WORK INSTRUCTIONS:
Read through the data and count the lines that contain the string "Polarity"; give only the result.

DATASET RECORDS:
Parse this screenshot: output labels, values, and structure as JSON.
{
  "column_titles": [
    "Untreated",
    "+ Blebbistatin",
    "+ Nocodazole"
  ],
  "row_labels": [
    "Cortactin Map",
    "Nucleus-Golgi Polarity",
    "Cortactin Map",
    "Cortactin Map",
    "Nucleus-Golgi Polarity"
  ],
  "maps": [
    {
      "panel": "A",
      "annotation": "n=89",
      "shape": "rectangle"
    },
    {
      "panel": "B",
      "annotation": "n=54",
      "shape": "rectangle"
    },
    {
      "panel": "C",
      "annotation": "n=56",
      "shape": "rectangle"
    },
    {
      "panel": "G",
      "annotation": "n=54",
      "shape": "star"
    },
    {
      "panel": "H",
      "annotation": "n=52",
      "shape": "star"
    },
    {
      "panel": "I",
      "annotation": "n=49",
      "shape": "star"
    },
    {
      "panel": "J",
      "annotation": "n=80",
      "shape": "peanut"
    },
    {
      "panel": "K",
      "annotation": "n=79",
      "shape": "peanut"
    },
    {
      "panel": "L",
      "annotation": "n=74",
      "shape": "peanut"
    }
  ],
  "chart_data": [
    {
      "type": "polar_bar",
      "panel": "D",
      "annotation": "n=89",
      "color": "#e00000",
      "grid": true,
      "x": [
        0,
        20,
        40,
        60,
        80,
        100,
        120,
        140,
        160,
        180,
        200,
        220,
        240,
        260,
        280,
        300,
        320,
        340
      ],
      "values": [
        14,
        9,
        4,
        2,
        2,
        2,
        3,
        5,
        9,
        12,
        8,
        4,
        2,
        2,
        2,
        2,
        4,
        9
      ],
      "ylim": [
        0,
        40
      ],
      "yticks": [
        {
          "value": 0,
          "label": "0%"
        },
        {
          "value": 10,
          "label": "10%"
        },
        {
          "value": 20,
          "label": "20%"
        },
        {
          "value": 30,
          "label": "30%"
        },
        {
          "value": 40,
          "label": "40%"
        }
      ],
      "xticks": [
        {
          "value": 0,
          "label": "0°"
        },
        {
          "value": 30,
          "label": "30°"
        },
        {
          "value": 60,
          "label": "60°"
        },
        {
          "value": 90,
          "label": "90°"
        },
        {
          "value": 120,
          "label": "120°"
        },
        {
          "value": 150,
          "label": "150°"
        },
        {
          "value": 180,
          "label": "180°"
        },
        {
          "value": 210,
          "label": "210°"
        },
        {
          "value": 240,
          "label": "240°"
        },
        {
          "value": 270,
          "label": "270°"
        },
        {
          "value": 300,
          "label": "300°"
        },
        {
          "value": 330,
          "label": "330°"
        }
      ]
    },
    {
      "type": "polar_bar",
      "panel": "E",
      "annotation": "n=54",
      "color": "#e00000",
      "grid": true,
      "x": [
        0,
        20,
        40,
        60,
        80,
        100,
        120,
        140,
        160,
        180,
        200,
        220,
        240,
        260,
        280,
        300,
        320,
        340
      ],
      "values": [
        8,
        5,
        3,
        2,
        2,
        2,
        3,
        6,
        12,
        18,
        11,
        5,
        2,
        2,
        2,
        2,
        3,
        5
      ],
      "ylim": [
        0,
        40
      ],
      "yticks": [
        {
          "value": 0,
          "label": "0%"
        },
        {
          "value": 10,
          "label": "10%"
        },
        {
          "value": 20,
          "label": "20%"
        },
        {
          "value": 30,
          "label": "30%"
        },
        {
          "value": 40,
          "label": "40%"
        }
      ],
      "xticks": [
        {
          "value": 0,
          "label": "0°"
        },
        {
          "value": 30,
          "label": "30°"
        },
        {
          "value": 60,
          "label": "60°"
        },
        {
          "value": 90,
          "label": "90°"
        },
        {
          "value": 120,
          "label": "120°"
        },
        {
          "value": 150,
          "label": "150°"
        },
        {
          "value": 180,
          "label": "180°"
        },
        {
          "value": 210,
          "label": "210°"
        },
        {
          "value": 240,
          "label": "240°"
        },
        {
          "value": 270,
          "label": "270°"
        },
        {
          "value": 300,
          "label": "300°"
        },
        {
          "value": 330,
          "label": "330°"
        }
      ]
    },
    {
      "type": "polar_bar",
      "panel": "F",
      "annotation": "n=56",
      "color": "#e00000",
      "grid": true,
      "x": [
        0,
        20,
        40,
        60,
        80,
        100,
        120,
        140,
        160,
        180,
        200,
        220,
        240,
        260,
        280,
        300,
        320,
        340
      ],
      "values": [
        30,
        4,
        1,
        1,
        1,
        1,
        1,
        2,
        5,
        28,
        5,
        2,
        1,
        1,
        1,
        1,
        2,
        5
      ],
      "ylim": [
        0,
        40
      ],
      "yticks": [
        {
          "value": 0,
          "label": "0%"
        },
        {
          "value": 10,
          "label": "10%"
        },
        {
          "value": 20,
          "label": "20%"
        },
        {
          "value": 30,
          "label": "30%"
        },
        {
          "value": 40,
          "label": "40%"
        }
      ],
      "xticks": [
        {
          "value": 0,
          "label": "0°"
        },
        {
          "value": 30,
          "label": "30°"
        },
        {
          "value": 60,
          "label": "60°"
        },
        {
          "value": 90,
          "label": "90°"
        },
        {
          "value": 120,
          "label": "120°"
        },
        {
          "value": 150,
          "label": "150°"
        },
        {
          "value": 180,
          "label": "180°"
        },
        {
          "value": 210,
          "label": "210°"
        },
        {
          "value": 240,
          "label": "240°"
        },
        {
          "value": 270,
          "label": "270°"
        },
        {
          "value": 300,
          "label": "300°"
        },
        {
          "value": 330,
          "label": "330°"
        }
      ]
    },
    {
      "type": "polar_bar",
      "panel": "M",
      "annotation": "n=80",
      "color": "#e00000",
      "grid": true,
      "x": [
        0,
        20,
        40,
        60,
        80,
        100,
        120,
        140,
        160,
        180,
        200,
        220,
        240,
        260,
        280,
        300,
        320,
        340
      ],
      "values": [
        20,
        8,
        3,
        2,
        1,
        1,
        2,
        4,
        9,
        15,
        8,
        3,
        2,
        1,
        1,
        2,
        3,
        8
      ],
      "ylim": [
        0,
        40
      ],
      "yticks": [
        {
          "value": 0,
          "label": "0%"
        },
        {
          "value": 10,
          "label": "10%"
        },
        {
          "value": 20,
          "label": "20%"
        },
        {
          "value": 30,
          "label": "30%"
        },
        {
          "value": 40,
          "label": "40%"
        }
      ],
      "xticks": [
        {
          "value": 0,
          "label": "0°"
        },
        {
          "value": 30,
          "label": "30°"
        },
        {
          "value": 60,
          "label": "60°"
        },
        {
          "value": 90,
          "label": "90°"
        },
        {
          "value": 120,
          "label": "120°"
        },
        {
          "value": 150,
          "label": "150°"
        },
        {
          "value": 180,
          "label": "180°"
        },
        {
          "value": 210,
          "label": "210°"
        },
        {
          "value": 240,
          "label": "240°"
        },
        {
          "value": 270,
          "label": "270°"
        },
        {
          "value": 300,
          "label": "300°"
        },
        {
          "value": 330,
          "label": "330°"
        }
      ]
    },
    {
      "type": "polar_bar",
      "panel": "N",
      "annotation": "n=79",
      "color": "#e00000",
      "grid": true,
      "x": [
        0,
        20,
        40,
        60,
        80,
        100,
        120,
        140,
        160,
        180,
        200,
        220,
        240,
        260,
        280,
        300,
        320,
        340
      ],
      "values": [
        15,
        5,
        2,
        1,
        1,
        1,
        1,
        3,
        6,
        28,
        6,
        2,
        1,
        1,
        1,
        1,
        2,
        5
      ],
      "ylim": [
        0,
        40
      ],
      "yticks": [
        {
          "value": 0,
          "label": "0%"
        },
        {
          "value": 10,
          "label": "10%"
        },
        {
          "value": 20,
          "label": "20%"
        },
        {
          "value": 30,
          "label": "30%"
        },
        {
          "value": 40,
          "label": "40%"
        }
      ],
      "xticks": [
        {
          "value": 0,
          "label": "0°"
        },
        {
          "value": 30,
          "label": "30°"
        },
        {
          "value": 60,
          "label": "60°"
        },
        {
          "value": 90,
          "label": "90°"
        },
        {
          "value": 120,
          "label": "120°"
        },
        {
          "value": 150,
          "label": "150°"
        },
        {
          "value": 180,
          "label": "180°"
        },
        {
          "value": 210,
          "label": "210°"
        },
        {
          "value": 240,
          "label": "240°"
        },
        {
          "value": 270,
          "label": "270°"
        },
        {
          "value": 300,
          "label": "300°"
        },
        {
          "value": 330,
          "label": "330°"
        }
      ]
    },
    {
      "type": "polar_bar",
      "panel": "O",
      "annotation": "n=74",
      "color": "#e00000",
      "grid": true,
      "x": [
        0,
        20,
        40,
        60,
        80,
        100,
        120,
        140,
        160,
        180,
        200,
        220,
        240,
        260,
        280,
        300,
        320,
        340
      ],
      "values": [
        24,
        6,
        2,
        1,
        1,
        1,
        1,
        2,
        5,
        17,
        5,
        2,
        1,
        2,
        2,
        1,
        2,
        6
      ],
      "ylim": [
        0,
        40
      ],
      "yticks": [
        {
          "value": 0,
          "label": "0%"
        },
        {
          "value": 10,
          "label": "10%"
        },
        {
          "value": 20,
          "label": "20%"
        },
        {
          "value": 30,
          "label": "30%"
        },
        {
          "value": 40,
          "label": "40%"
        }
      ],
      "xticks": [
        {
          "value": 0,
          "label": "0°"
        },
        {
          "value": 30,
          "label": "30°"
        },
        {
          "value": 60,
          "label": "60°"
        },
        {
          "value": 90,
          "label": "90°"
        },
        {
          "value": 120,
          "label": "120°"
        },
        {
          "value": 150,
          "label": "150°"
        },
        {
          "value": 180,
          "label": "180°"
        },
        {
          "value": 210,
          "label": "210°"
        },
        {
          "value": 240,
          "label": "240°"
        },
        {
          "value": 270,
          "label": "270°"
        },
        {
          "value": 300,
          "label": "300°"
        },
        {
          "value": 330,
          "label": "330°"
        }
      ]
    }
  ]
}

OUTPUT FOR THIS EXERCISE:
2